(Stored records)

══════════════════════════════

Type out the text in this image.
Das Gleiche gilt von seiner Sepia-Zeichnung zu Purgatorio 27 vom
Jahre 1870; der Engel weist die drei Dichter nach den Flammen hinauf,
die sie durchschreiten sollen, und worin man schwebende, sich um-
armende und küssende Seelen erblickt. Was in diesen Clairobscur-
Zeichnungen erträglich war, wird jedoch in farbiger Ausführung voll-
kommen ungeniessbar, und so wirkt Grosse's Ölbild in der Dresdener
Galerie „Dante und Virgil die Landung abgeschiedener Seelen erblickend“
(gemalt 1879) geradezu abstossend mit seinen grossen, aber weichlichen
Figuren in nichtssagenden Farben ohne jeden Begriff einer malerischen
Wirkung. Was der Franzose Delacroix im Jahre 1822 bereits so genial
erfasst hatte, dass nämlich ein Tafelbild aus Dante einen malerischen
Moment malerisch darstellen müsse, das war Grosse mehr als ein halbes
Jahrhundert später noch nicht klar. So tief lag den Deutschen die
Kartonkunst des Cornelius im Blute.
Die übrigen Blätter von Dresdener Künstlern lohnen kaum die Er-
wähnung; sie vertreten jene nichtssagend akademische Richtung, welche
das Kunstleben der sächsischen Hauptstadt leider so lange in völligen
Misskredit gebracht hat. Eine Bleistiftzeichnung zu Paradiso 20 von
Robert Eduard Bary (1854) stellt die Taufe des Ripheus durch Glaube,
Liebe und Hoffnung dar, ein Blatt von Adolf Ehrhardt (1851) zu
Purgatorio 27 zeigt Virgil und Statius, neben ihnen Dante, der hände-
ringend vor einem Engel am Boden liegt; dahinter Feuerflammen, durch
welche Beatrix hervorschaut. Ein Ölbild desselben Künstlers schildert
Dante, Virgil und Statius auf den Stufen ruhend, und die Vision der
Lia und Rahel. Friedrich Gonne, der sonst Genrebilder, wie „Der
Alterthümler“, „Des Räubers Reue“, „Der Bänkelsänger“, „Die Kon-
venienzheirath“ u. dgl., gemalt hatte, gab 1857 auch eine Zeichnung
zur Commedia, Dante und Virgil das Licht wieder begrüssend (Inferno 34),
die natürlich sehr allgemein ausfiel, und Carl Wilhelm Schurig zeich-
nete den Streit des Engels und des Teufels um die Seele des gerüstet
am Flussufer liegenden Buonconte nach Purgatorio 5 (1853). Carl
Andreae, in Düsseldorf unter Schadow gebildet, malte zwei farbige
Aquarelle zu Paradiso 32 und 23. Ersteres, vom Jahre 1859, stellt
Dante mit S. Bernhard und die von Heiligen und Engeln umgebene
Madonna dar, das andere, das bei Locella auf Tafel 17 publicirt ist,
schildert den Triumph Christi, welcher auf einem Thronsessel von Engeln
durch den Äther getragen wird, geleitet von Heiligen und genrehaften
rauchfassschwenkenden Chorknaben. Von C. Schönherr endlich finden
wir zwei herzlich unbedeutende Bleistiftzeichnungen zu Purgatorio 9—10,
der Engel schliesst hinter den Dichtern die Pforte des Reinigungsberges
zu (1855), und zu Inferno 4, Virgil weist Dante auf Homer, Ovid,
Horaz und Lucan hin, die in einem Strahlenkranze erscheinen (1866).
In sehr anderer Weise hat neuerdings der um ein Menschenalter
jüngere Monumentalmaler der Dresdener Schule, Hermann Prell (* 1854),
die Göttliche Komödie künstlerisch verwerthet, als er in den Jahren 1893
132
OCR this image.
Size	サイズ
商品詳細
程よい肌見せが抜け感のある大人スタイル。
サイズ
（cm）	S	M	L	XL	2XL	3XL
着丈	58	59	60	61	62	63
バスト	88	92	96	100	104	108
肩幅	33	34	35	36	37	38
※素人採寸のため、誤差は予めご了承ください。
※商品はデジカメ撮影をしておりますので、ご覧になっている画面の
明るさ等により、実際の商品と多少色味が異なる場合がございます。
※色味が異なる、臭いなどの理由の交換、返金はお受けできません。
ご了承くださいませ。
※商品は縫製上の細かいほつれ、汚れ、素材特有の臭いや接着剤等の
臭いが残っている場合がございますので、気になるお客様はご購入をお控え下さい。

══════════════════════════════

--- THE REQUEST ---
Exactly as shown, repeat every record.

--- EXERCISE SOLUTION ---
Type out the text in this image.
Das Gleiche gilt von seiner Sepia-Zeichnung zu Purgatorio 27 vom
Jahre 1870; der Engel weist die drei Dichter nach den Flammen hinauf,
die sie durchschreiten sollen, und worin man schwebende, sich um-
armende und küssende Seelen erblickt. Was in diesen Clairobscur-
Zeichnungen erträglich war, wird jedoch in farbiger Ausführung voll-
kommen ungeniessbar, und so wirkt Grosse's Ölbild in der Dresdener
Galerie „Dante und Virgil die Landung abgeschiedener Seelen erblickend“
(gemalt 1879) geradezu abstossend mit seinen grossen, aber weichlichen
Figuren in nichtssagenden Farben ohne jeden Begriff einer malerischen
Wirkung. Was der Franzose Delacroix im Jahre 1822 bereits so genial
erfasst hatte, dass nämlich ein Tafelbild aus Dante einen malerischen
Moment malerisch darstellen müsse, das war Grosse mehr als ein halbes
Jahrhundert später noch nicht klar. So tief lag den Deutschen die
Kartonkunst des Cornelius im Blute.
Die übrigen Blätter von Dresdener Künstlern lohnen kaum die Er-
wähnung; sie vertreten jene nichtssagend akademische Richtung, welche
das Kunstleben der sächsischen Hauptstadt leider so lange in völligen
Misskredit gebracht hat. Eine Bleistiftzeichnung zu Paradiso 20 von
Robert Eduard Bary (1854) stellt die Taufe des Ripheus durch Glaube,
Liebe und Hoffnung dar, ein Blatt von Adolf Ehrhardt (1851) zu
Purgatorio 27 zeigt Virgil und Statius, neben ihnen Dante, der hände-
ringend vor einem Engel am Boden liegt; dahinter Feuerflammen, durch
welche Beatrix hervorschaut. Ein Ölbild desselben Künstlers schildert
Dante, Virgil und Statius auf den Stufen ruhend, und die Vision der
Lia und Rahel. Friedrich Gonne, der sonst Genrebilder, wie „Der
Alterthümler“, „Des Räubers Reue“, „Der Bänkelsänger“, „Die Kon-
venienzheirath“ u. dgl., gemalt hatte, gab 1857 auch eine Zeichnung
zur Commedia, Dante und Virgil das Licht wieder begrüssend (Inferno 34),
die natürlich sehr allgemein ausfiel, und Carl Wilhelm Schurig zeich-
nete den Streit des Engels und des Teufels um die Seele des gerüstet
am Flussufer liegenden Buonconte nach Purgatorio 5 (1853). Carl
Andreae, in Düsseldorf unter Schadow gebildet, malte zwei farbige
Aquarelle zu Paradiso 32 und 23. Ersteres, vom Jahre 1859, stellt
Dante mit S. Bernhard und die von Heiligen und Engeln umgebene
Madonna dar, das andere, das bei Locella auf Tafel 17 publicirt ist,
schildert den Triumph Christi, welcher auf einem Thronsessel von Engeln
durch den Äther getragen wird, geleitet von Heiligen und genrehaften
rauchfassschwenkenden Chorknaben. Von C. Schönherr endlich finden
wir zwei herzlich unbedeutende Bleistiftzeichnungen zu Purgatorio 9—10,
der Engel schliesst hinter den Dichtern die Pforte des Reinigungsberges
zu (1855), und zu Inferno 4, Virgil weist Dante auf Homer, Ovid,
Horaz und Lucan hin, die in einem Strahlenkranze erscheinen (1866).
In sehr anderer Weise hat neuerdings der um ein Menschenalter
jüngere Monumentalmaler der Dresdener Schule, Hermann Prell (* 1854),
die Göttliche Komödie künstlerisch verwerthet, als er in den Jahren 1893
132
OCR this image.
Size	サイズ
商品詳細
程よい肌見せが抜け感のある大人スタイル。
サイズ
（cm）	S	M	L	XL	2XL	3XL
着丈	58	59	60	61	62	63
バスト	88	92	96	100	104	108
肩幅	33	34	35	36	37	38
※素人採寸のため、誤差は予めご了承ください。
※商品はデジカメ撮影をしておりますので、ご覧になっている画面の
明るさ等により、実際の商品と多少色味が異なる場合がございます。
※色味が異なる、臭いなどの理由の交換、返金はお受けできません。
ご了承くださいませ。
※商品は縫製上の細かいほつれ、汚れ、素材特有の臭いや接着剤等の
臭いが残っている場合がございますので、気になるお客様はご購入をお控え下さい。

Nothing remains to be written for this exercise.